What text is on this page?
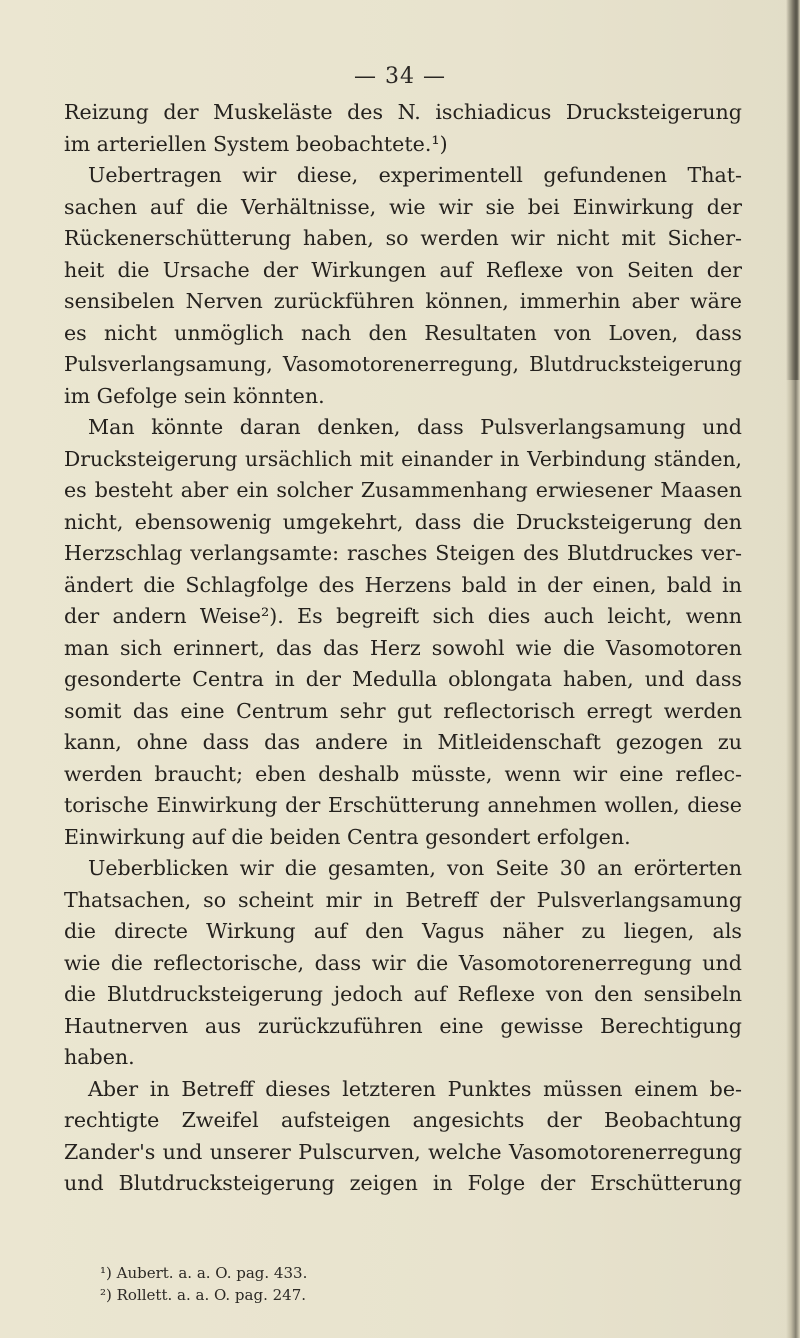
— 34 —
Reizung der Muskeläste des N. ischiadicus Drucksteigerung
im arteriellen System beobachtete.¹)
Uebertragen wir diese, experimentell gefundenen That-
sachen auf die Verhältnisse, wie wir sie bei Einwirkung der
Rückenerschütterung haben, so werden wir nicht mit Sicher-
heit die Ursache der Wirkungen auf Reflexe von Seiten der
sensibelen Nerven zurückführen können, immerhin aber wäre
es nicht unmöglich nach den Resultaten von Loven, dass
Pulsverlangsamung, Vasomotorenerregung, Blutdrucksteigerung
im Gefolge sein könnten.
Man könnte daran denken, dass Pulsverlangsamung und
Drucksteigerung ursächlich mit einander in Verbindung ständen,
es besteht aber ein solcher Zusammenhang erwiesener Maasen
nicht, ebensowenig umgekehrt, dass die Drucksteigerung den
Herzschlag verlangsamte: rasches Steigen des Blutdruckes ver-
ändert die Schlagfolge des Herzens bald in der einen, bald in
der andern Weise²). Es begreift sich dies auch leicht, wenn
man sich erinnert, das das Herz sowohl wie die Vasomotoren
gesonderte Centra in der Medulla oblongata haben, und dass
somit das eine Centrum sehr gut reflectorisch erregt werden
kann, ohne dass das andere in Mitleidenschaft gezogen zu
werden braucht; eben deshalb müsste, wenn wir eine reflec-
torische Einwirkung der Erschütterung annehmen wollen, diese
Einwirkung auf die beiden Centra gesondert erfolgen.
Ueberblicken wir die gesamten, von Seite 30 an erörterten
Thatsachen, so scheint mir in Betreff der Pulsverlangsamung
die directe Wirkung auf den Vagus näher zu liegen, als
wie die reflectorische, dass wir die Vasomotorenerregung und
die Blutdrucksteigerung jedoch auf Reflexe von den sensibeln
Hautnerven aus zurückzuführen eine gewisse Berechtigung
haben.
Aber in Betreff dieses letzteren Punktes müssen einem be-
rechtigte Zweifel aufsteigen angesichts der Beobachtung
Zander's und unserer Pulscurven, welche Vasomotorenerregung
und Blutdrucksteigerung zeigen in Folge der Erschütterung
¹) Aubert. a. a. O. pag. 433.
²) Rollett. a. a. O. pag. 247.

------------

* TASK TO COMPLETE: Set the entries down again exactly. Do not include the images.

* EXERCISE RESULT:
What text is on this page?
— 34 —
Reizung der Muskeläste des N. ischiadicus Drucksteigerung
im arteriellen System beobachtete.¹)
Uebertragen wir diese, experimentell gefundenen That-
sachen auf die Verhältnisse, wie wir sie bei Einwirkung der
Rückenerschütterung haben, so werden wir nicht mit Sicher-
heit die Ursache der Wirkungen auf Reflexe von Seiten der
sensibelen Nerven zurückführen können, immerhin aber wäre
es nicht unmöglich nach den Resultaten von Loven, dass
Pulsverlangsamung, Vasomotorenerregung, Blutdrucksteigerung
im Gefolge sein könnten.
Man könnte daran denken, dass Pulsverlangsamung und
Drucksteigerung ursächlich mit einander in Verbindung ständen,
es besteht aber ein solcher Zusammenhang erwiesener Maasen
nicht, ebensowenig umgekehrt, dass die Drucksteigerung den
Herzschlag verlangsamte: rasches Steigen des Blutdruckes ver-
ändert die Schlagfolge des Herzens bald in der einen, bald in
der andern Weise²). Es begreift sich dies auch leicht, wenn
man sich erinnert, das das Herz sowohl wie die Vasomotoren
gesonderte Centra in der Medulla oblongata haben, und dass
somit das eine Centrum sehr gut reflectorisch erregt werden
kann, ohne dass das andere in Mitleidenschaft gezogen zu
werden braucht; eben deshalb müsste, wenn wir eine reflec-
torische Einwirkung der Erschütterung annehmen wollen, diese
Einwirkung auf die beiden Centra gesondert erfolgen.
Ueberblicken wir die gesamten, von Seite 30 an erörterten
Thatsachen, so scheint mir in Betreff der Pulsverlangsamung
die directe Wirkung auf den Vagus näher zu liegen, als
wie die reflectorische, dass wir die Vasomotorenerregung und
die Blutdrucksteigerung jedoch auf Reflexe von den sensibeln
Hautnerven aus zurückzuführen eine gewisse Berechtigung
haben.
Aber in Betreff dieses letzteren Punktes müssen einem be-
rechtigte Zweifel aufsteigen angesichts der Beobachtung
Zander's und unserer Pulscurven, welche Vasomotorenerregung
und Blutdrucksteigerung zeigen in Folge der Erschütterung
¹) Aubert. a. a. O. pag. 433.
²) Rollett. a. a. O. pag. 247.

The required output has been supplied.